Given request 1 = Translate this sentence from the news item on Hungarian wage talks into Spanish: "Hungary's government wants to curb wage increases to rein in inflation that is set to accelerate to the fastest pace in six years."

##########

Hungarian trade unions and corporate leaders today reached an agreement on this year's wage increases, one day before the deadline for labor stoppages.

The two sides agreed to a nationwide recommendation of raising nominal wages between 5.5% and 8%, said Deputy Labor Minister Gábor Csizmár. Workers lowered their target range from 6% and companies raised theirs from 5% since the previous round of talks on January 26. „We managed to reach an agreement in the last second,” said János Borsik, a union leader. „Both workers and employers have had a hard time waiting for the negotiations to end and local talks to start since October.” Hungary's government wants to curb wage increases to rein in inflation that is set to accelerate to the fastest pace in six years. Today's agreement will help dispel the central bank's concern that the failure to curb spending power may result in highest interest rates, economists said. „At this level it seems that higher inflation will not propel wage expectations dramatically,” Gyula Tóth, an economist at Bank Austria Creditanstalt in Vienna, said in an e-mail. „The agreement is positive, as it likely will result in lower gross wage growth in 2007 than the central bank assumed.” Today's agreement, along with a government pledge to freeze public sector salaries, will result in wages rising about 4.2% this year, according to Tóth. That would mean 2% decline in spending power, given the government's estimate of 6.2% average annual inflation.

##########

Given request 2 = Repeat the dataset rows verbatim, starting at their first line and ending at the line that contains "variance-contour — [455, 718, 468, 739]", with both of those lines included.

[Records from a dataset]
##########

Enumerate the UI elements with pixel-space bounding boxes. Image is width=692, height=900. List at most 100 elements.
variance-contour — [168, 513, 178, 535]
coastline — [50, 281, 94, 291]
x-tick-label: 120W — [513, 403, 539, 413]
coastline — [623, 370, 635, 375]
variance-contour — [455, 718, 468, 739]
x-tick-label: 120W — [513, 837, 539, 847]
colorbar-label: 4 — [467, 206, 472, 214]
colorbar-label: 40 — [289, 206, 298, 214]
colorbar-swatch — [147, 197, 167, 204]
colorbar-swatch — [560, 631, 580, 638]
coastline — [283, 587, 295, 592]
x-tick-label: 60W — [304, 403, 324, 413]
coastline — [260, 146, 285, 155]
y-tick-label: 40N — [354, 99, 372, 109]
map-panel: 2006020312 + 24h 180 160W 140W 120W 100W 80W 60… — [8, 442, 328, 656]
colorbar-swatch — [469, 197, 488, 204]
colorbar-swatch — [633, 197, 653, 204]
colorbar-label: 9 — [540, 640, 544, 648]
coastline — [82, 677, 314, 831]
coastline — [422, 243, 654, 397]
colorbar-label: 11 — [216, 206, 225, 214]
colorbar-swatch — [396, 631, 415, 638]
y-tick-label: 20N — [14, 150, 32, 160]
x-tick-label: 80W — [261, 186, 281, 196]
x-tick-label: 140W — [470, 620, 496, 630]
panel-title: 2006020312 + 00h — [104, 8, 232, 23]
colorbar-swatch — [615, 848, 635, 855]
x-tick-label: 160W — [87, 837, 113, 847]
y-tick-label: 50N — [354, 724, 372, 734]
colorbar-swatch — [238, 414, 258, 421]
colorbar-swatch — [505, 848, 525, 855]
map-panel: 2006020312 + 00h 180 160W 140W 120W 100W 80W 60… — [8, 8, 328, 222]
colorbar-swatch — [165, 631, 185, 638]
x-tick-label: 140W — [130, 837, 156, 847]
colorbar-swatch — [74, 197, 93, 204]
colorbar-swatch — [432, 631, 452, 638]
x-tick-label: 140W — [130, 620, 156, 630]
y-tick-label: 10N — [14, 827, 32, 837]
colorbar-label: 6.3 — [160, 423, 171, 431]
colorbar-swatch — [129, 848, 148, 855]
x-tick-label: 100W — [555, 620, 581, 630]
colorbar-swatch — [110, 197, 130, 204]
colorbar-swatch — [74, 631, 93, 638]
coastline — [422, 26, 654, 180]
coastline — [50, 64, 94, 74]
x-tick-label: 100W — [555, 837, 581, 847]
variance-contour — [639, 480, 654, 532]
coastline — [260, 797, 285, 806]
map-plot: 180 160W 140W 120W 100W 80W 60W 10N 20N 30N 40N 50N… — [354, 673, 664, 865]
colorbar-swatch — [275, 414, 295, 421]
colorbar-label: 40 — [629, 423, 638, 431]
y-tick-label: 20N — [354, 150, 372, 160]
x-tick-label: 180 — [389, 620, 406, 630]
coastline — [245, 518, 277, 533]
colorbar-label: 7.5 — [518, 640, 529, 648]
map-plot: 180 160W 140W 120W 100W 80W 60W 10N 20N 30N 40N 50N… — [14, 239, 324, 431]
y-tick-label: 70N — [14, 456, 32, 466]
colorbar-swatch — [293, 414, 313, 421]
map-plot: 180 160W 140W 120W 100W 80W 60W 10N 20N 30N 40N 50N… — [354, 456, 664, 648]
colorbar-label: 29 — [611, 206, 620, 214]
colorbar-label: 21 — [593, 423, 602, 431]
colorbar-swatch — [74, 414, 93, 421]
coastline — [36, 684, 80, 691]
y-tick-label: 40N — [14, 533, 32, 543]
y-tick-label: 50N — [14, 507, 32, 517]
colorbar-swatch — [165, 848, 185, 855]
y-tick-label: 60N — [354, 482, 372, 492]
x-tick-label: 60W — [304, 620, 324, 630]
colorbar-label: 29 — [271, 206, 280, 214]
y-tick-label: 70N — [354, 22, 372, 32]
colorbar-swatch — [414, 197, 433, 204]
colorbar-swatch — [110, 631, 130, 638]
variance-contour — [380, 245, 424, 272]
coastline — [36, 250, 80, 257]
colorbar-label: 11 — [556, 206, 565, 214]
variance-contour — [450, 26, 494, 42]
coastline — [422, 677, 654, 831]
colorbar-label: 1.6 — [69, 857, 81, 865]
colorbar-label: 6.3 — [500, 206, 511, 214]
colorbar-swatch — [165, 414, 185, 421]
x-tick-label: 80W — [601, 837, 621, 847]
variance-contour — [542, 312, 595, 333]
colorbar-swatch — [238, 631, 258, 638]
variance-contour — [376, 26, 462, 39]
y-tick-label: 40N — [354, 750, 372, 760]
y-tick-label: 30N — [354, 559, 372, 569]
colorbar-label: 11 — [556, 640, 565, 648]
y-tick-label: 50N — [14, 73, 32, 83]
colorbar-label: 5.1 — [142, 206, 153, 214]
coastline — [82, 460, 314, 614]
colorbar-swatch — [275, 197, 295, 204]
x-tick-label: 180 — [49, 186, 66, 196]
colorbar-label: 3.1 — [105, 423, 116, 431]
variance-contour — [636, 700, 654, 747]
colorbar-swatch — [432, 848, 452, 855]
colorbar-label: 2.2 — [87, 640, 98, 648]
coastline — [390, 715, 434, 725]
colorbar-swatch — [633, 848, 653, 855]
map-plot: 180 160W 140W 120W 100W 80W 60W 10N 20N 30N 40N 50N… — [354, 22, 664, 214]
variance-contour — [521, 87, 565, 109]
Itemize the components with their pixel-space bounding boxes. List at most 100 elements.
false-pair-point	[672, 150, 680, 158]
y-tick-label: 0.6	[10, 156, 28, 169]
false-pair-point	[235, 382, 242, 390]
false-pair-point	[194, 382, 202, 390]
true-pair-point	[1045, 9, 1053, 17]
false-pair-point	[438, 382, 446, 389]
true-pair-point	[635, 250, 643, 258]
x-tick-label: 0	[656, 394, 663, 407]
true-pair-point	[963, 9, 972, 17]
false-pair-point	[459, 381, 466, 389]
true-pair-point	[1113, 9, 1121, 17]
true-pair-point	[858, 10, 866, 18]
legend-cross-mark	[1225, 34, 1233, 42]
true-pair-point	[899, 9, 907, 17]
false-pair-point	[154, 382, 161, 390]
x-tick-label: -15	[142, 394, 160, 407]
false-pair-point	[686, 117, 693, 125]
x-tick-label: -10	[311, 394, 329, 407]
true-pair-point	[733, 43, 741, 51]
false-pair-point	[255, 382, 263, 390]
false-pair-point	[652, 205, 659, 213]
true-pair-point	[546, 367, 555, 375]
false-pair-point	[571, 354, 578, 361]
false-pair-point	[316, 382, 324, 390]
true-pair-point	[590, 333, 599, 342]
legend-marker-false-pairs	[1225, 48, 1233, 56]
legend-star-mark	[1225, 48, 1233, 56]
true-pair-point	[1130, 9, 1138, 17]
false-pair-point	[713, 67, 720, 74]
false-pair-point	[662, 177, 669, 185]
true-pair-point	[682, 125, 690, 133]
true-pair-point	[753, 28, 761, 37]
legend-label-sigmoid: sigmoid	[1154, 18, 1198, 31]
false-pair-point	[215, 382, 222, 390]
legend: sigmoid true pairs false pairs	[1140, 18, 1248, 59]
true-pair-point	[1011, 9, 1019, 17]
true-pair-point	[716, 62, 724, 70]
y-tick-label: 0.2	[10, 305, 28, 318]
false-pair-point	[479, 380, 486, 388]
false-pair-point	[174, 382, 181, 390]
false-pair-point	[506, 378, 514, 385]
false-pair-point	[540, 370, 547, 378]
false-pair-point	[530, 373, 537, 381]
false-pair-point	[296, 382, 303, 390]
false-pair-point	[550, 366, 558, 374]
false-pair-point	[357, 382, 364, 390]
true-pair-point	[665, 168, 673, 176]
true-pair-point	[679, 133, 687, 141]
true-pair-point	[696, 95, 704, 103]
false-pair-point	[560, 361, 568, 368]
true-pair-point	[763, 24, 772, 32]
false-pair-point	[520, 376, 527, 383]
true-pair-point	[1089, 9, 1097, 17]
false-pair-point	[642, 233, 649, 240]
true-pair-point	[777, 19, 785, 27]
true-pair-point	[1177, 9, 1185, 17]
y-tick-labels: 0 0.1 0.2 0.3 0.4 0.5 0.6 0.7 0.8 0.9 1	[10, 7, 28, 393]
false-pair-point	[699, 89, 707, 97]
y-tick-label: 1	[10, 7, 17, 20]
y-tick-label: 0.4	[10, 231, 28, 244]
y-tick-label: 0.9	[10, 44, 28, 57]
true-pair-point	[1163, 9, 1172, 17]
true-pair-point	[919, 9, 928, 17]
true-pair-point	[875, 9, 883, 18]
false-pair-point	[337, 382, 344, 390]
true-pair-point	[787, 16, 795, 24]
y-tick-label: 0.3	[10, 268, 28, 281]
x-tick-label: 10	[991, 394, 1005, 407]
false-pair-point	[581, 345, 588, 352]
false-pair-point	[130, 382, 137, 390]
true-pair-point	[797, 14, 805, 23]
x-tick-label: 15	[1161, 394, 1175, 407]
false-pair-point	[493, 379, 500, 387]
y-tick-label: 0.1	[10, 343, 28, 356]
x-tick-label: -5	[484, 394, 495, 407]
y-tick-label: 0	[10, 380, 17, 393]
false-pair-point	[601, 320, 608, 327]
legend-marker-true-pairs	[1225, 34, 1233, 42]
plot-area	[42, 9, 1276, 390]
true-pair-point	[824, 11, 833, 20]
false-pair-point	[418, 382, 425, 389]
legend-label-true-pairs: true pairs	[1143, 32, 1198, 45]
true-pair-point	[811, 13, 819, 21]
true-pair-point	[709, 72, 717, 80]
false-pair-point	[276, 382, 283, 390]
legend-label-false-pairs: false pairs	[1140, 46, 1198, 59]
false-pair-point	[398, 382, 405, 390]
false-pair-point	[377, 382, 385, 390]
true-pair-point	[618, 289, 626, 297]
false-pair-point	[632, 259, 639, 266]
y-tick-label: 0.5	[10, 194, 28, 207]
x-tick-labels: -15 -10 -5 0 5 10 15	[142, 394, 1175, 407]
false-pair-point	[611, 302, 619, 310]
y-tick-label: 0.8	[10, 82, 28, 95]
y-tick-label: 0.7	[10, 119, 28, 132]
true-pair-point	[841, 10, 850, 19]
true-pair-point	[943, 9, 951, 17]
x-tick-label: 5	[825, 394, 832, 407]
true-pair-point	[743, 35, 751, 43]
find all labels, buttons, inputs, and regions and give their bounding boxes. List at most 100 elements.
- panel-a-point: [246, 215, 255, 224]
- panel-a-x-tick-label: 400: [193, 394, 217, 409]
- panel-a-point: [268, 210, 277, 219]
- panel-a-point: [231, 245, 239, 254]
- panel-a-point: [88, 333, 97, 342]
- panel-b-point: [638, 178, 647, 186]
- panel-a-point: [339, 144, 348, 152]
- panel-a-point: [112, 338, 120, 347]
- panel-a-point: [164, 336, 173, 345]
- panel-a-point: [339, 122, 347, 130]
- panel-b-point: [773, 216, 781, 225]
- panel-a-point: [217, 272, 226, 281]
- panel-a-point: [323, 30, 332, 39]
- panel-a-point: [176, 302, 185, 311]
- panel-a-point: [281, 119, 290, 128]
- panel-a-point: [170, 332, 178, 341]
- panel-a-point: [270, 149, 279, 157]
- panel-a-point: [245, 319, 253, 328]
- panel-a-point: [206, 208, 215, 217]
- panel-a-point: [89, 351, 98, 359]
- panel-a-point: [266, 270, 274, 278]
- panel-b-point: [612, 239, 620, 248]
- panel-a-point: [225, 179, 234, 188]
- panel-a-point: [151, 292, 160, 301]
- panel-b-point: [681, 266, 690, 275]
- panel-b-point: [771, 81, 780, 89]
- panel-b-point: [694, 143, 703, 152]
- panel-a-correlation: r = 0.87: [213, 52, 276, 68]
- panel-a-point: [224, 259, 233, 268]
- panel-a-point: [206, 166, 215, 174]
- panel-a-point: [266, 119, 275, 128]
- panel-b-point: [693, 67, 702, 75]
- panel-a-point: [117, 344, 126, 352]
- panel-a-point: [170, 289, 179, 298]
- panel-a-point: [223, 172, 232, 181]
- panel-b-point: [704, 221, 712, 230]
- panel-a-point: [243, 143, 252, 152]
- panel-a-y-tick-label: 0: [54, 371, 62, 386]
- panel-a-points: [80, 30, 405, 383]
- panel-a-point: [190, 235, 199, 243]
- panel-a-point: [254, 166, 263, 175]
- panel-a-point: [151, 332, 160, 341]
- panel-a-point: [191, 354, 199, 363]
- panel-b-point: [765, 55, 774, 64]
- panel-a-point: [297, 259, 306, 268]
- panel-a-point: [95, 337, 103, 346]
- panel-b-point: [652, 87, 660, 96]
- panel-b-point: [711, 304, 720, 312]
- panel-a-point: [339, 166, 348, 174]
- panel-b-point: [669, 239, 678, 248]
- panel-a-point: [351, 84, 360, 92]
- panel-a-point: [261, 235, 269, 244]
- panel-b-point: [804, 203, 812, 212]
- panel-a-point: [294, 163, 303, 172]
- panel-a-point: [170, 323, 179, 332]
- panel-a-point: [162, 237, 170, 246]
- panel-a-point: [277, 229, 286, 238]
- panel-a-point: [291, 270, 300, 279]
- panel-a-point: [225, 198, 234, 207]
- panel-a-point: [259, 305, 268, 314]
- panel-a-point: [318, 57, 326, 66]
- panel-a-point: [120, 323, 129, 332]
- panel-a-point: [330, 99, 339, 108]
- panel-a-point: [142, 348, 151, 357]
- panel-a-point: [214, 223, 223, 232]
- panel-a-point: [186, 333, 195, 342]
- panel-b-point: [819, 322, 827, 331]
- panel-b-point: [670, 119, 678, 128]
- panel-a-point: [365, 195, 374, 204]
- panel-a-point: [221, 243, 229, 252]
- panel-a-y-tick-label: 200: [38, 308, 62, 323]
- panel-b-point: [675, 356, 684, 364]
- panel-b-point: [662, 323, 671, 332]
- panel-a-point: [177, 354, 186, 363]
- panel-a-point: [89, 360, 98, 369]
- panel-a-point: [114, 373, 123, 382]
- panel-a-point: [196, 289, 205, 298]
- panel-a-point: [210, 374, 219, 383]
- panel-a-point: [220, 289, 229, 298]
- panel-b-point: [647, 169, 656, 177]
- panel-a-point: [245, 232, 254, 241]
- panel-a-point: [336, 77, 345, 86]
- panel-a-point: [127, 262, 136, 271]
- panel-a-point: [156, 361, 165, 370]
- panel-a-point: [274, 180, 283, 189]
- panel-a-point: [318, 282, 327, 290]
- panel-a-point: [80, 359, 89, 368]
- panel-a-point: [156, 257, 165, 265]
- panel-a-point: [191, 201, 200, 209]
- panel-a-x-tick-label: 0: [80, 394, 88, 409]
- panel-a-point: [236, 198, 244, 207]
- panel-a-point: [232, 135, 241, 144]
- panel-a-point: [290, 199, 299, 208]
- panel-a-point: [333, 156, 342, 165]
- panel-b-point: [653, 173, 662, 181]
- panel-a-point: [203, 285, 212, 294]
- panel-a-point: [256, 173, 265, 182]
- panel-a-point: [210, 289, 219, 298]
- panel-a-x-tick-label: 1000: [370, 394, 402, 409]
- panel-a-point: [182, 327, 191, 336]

##########

Right answer 1 = El gobierno de Hungría quiere frenar los aumentos salariales para contener una inflación que se prevé que se acelere al ritmo más rápido en seis años.

Right answer 2 =
Enumerate the UI elements with pixel-space bounding boxes. Image is width=692, height=900. List at most 100 elements.
variance-contour — [168, 513, 178, 535]
coastline — [50, 281, 94, 291]
x-tick-label: 120W — [513, 403, 539, 413]
coastline — [623, 370, 635, 375]
variance-contour — [455, 718, 468, 739]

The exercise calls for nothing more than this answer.